• **Given task**: Identify each line below that contains the word "content", and copy it out.

• **Information supplied**:
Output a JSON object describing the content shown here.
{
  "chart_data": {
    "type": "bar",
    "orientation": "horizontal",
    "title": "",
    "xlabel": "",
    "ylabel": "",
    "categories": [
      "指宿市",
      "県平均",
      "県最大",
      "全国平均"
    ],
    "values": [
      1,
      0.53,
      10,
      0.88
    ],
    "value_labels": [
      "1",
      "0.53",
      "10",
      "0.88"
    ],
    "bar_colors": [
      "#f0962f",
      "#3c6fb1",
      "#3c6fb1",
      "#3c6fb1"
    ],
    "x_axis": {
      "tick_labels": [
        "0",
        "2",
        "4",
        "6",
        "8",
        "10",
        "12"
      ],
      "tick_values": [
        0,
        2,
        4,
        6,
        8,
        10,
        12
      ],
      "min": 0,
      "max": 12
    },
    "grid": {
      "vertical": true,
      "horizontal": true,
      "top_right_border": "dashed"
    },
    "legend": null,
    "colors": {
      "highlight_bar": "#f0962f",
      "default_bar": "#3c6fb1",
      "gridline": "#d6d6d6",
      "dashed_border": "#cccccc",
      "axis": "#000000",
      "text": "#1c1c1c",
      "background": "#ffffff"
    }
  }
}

---

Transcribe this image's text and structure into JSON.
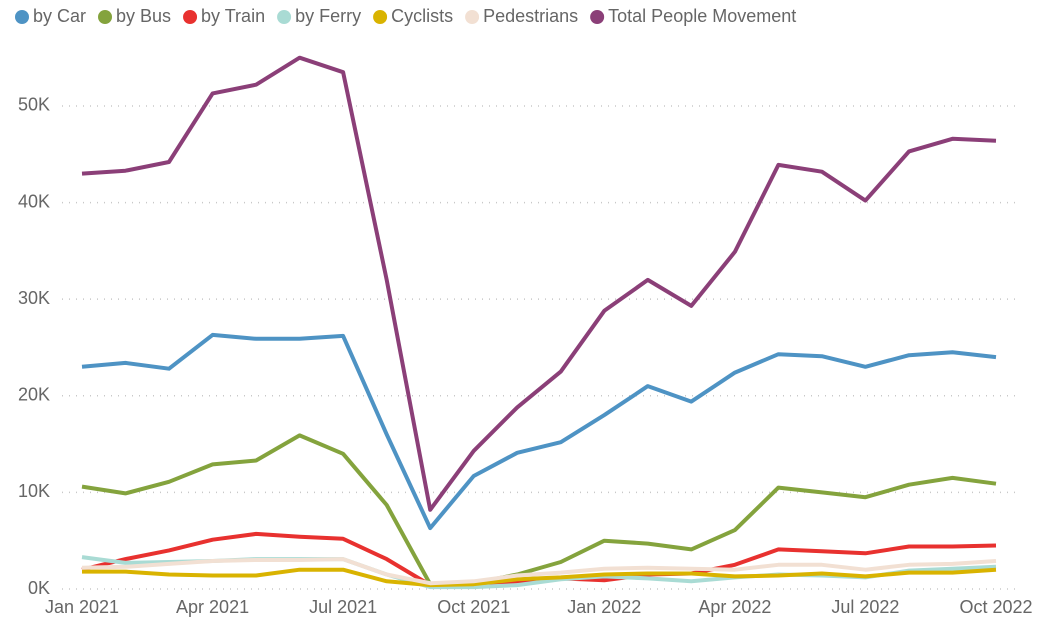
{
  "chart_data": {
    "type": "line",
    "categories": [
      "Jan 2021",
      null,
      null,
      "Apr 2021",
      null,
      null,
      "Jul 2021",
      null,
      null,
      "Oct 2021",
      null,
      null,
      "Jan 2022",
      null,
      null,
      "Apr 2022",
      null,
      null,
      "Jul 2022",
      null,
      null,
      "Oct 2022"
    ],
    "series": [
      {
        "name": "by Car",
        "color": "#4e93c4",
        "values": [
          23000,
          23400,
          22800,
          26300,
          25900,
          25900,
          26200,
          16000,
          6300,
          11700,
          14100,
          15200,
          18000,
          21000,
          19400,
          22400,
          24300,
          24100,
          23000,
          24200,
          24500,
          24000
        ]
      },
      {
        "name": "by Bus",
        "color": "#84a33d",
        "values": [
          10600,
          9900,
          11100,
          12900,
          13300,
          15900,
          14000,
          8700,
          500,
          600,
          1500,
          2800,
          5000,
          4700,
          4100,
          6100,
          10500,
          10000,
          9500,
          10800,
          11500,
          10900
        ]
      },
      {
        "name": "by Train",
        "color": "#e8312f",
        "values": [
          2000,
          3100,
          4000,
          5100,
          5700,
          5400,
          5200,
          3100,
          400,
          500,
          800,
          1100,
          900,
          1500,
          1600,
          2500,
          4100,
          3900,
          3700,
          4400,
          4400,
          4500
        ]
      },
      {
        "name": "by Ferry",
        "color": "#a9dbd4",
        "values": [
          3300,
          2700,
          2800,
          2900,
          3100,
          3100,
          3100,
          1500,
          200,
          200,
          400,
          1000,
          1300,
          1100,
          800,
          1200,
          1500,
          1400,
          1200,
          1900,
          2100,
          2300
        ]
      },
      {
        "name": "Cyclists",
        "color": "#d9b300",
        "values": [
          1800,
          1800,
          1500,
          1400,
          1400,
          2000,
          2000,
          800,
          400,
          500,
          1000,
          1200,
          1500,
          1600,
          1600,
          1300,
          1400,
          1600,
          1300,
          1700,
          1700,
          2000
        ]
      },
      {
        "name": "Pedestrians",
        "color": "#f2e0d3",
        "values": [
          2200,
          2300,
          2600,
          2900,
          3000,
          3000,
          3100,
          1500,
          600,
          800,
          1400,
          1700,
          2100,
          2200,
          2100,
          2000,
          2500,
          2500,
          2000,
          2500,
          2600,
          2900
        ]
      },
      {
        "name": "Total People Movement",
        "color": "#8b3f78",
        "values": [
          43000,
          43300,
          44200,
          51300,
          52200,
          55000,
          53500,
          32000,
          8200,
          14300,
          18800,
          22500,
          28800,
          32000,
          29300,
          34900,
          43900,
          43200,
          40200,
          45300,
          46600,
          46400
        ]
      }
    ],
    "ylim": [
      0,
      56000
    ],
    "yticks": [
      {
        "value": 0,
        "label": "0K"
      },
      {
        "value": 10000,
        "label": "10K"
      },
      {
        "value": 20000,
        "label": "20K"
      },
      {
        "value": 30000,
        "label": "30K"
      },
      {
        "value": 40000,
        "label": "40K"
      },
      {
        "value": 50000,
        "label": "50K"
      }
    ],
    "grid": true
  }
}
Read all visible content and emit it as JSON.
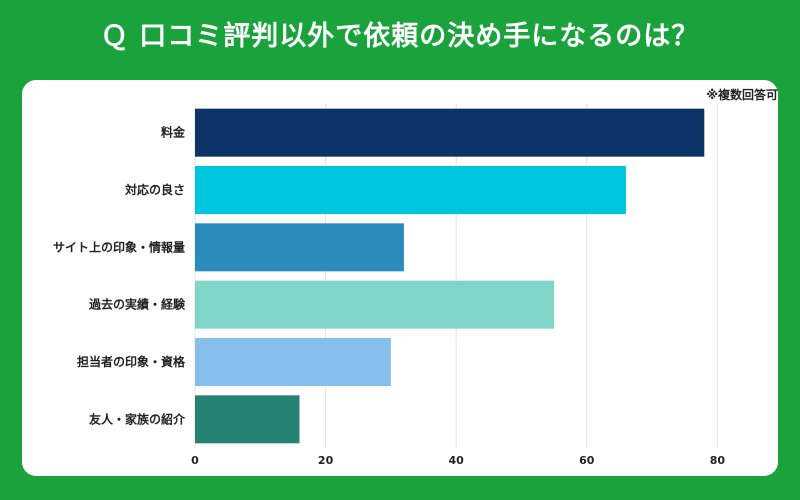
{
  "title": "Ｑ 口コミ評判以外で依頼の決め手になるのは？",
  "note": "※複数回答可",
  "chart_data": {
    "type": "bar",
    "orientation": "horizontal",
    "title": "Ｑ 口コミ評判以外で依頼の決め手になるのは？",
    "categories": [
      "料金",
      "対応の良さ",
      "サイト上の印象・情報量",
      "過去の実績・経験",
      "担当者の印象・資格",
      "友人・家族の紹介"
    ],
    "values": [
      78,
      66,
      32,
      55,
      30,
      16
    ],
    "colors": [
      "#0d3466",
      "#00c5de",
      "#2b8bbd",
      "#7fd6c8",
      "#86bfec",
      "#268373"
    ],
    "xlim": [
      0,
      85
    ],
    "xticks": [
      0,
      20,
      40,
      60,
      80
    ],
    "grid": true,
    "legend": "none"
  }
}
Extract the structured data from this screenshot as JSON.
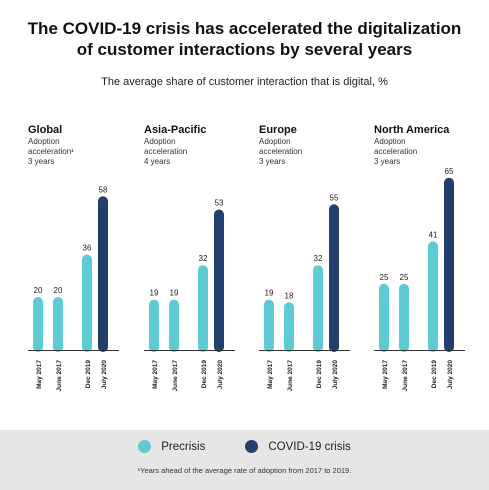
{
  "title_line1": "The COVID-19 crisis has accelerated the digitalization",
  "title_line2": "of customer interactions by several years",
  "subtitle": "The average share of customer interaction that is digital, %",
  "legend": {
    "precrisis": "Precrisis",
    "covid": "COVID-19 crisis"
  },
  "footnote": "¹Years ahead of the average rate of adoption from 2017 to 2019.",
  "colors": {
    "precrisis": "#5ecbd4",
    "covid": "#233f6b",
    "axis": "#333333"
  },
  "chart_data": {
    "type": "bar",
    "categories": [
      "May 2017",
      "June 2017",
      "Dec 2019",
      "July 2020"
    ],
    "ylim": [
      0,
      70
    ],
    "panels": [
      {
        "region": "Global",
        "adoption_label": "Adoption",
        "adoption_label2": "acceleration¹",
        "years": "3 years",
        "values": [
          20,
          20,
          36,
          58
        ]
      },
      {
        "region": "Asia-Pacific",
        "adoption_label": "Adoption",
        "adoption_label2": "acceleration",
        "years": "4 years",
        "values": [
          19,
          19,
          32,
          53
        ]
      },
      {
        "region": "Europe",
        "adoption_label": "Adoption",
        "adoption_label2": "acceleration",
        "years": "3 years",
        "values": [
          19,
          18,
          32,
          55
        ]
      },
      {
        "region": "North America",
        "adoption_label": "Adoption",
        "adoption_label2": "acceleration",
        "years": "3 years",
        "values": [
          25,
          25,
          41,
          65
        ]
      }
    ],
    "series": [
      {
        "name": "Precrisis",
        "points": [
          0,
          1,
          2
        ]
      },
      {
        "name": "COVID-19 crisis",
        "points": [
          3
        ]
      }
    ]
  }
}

• **Solved problem**:
Output a JSON object describing the content shown here.
Read all visible content and emit it as JSON.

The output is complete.